Write out the whole listing word for word.

- **Structured figure records**
= = = = =

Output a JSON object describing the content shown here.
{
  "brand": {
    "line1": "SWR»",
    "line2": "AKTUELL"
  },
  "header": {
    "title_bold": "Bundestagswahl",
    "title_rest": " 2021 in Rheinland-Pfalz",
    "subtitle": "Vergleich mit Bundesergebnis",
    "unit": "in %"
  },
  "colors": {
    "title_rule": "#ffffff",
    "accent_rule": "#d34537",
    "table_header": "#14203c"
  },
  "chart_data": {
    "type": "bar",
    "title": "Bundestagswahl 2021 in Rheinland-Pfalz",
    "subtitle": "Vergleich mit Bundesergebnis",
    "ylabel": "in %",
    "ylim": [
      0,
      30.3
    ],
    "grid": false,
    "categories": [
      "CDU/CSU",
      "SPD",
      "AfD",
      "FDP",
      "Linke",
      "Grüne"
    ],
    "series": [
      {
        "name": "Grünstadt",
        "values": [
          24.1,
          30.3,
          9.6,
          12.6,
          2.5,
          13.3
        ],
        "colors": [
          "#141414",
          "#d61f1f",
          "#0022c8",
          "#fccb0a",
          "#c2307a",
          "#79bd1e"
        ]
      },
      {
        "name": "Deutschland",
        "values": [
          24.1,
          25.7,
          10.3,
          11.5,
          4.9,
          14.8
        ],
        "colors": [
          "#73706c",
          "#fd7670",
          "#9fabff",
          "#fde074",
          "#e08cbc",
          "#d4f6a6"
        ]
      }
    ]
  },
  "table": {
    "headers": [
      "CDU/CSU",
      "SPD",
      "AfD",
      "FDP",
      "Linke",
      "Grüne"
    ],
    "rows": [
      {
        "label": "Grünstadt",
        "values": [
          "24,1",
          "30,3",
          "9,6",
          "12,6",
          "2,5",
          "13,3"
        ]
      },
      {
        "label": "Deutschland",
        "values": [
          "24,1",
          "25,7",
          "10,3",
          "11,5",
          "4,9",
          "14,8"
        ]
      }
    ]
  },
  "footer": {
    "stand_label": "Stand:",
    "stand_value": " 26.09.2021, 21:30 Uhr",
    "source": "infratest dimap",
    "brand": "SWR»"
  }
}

= = = = =

- **COMPLETED TASK**
Output a JSON object describing the content shown here.
{
  "brand": {
    "line1": "SWR»",
    "line2": "AKTUELL"
  },
  "header": {
    "title_bold": "Bundestagswahl",
    "title_rest": " 2021 in Rheinland-Pfalz",
    "subtitle": "Vergleich mit Bundesergebnis",
    "unit": "in %"
  },
  "colors": {
    "title_rule": "#ffffff",
    "accent_rule": "#d34537",
    "table_header": "#14203c"
  },
  "chart_data": {
    "type": "bar",
    "title": "Bundestagswahl 2021 in Rheinland-Pfalz",
    "subtitle": "Vergleich mit Bundesergebnis",
    "ylabel": "in %",
    "ylim": [
      0,
      30.3
    ],
    "grid": false,
    "categories": [
      "CDU/CSU",
      "SPD",
      "AfD",
      "FDP",
      "Linke",
      "Grüne"
    ],
    "series": [
      {
        "name": "Grünstadt",
        "values": [
          24.1,
          30.3,
          9.6,
          12.6,
          2.5,
          13.3
        ],
        "colors": [
          "#141414",
          "#d61f1f",
          "#0022c8",
          "#fccb0a",
          "#c2307a",
          "#79bd1e"
        ]
      },
      {
        "name": "Deutschland",
        "values": [
          24.1,
          25.7,
          10.3,
          11.5,
          4.9,
          14.8
        ],
        "colors": [
          "#73706c",
          "#fd7670",
          "#9fabff",
          "#fde074",
          "#e08cbc",
          "#d4f6a6"
        ]
      }
    ]
  },
  "table": {
    "headers": [
      "CDU/CSU",
      "SPD",
      "AfD",
      "FDP",
      "Linke",
      "Grüne"
    ],
    "rows": [
      {
        "label": "Grünstadt",
        "values": [
          "24,1",
          "30,3",
          "9,6",
          "12,6",
          "2,5",
          "13,3"
        ]
      },
      {
        "label": "Deutschland",
        "values": [
          "24,1",
          "25,7",
          "10,3",
          "11,5",
          "4,9",
          "14,8"
        ]
      }
    ]
  },
  "footer": {
    "stand_label": "Stand:",
    "stand_value": " 26.09.2021, 21:30 Uhr",
    "source": "infratest dimap",
    "brand": "SWR»"
  }
}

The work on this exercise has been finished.